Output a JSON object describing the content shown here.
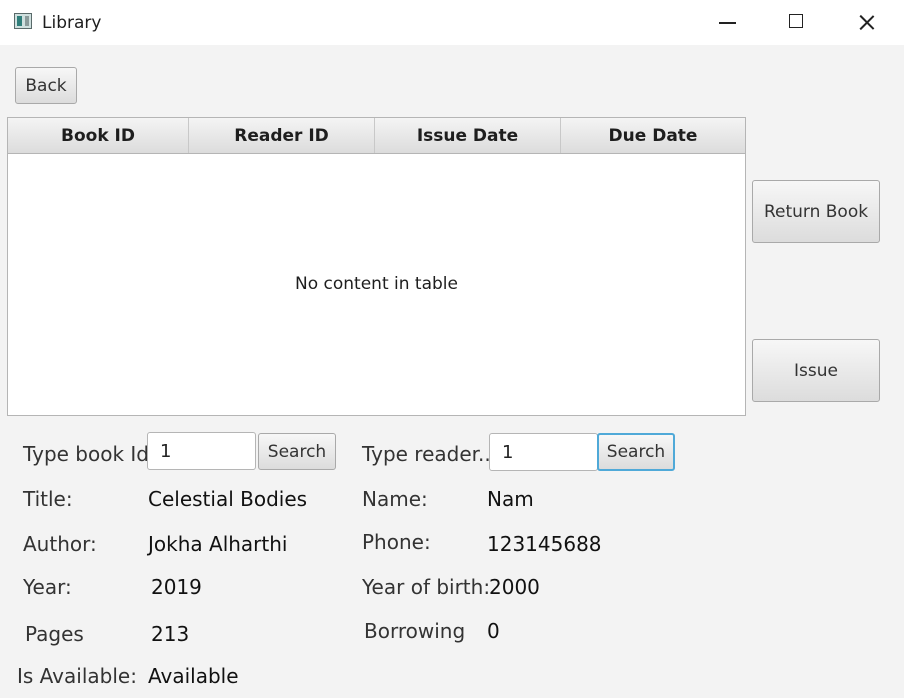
{
  "window": {
    "title": "Library",
    "minimize_icon": "minimize-icon",
    "maximize_icon": "maximize-icon",
    "close_icon": "close-icon"
  },
  "toolbar": {
    "back_label": "Back"
  },
  "loans_table": {
    "columns": [
      "Book ID",
      "Reader ID",
      "Issue Date",
      "Due Date"
    ],
    "rows": [],
    "placeholder": "No content in table"
  },
  "actions": {
    "return_book_label": "Return Book",
    "issue_label": "Issue"
  },
  "book": {
    "search_label": "Type book Id:",
    "search_value": "1",
    "search_button": "Search",
    "title_label": "Title:",
    "title": "Celestial Bodies",
    "author_label": "Author:",
    "author": "Jokha Alharthi",
    "year_label": "Year:",
    "year": "2019",
    "pages_label": "Pages",
    "pages": "213",
    "available_label": "Is Available:",
    "available": "Available"
  },
  "reader": {
    "search_label": "Type reader...",
    "search_value": "1",
    "search_button": "Search",
    "name_label": "Name:",
    "name": "Nam",
    "phone_label": "Phone:",
    "phone": "123145688",
    "birth_label": "Year of birth:",
    "birth": "2000",
    "borrowing_label": "Borrowing",
    "borrowing": "0"
  },
  "colors": {
    "focus": "#4fa9d8",
    "background": "#f3f3f3"
  }
}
++++++++++
» **Exercise aim**
Reproduce each line word for word and drop the pictures.

» **Correct output**
Output a JSON object describing the content shown here.
{
  "window": {
    "title": "Library",
    "minimize_icon": "minimize-icon",
    "maximize_icon": "maximize-icon",
    "close_icon": "close-icon"
  },
  "toolbar": {
    "back_label": "Back"
  },
  "loans_table": {
    "columns": [
      "Book ID",
      "Reader ID",
      "Issue Date",
      "Due Date"
    ],
    "rows": [],
    "placeholder": "No content in table"
  },
  "actions": {
    "return_book_label": "Return Book",
    "issue_label": "Issue"
  },
  "book": {
    "search_label": "Type book Id:",
    "search_value": "1",
    "search_button": "Search",
    "title_label": "Title:",
    "title": "Celestial Bodies",
    "author_label": "Author:",
    "author": "Jokha Alharthi",
    "year_label": "Year:",
    "year": "2019",
    "pages_label": "Pages",
    "pages": "213",
    "available_label": "Is Available:",
    "available": "Available"
  },
  "reader": {
    "search_label": "Type reader...",
    "search_value": "1",
    "search_button": "Search",
    "name_label": "Name:",
    "name": "Nam",
    "phone_label": "Phone:",
    "phone": "123145688",
    "birth_label": "Year of birth:",
    "birth": "2000",
    "borrowing_label": "Borrowing",
    "borrowing": "0"
  },
  "colors": {
    "focus": "#4fa9d8",
    "background": "#f3f3f3"
  }
}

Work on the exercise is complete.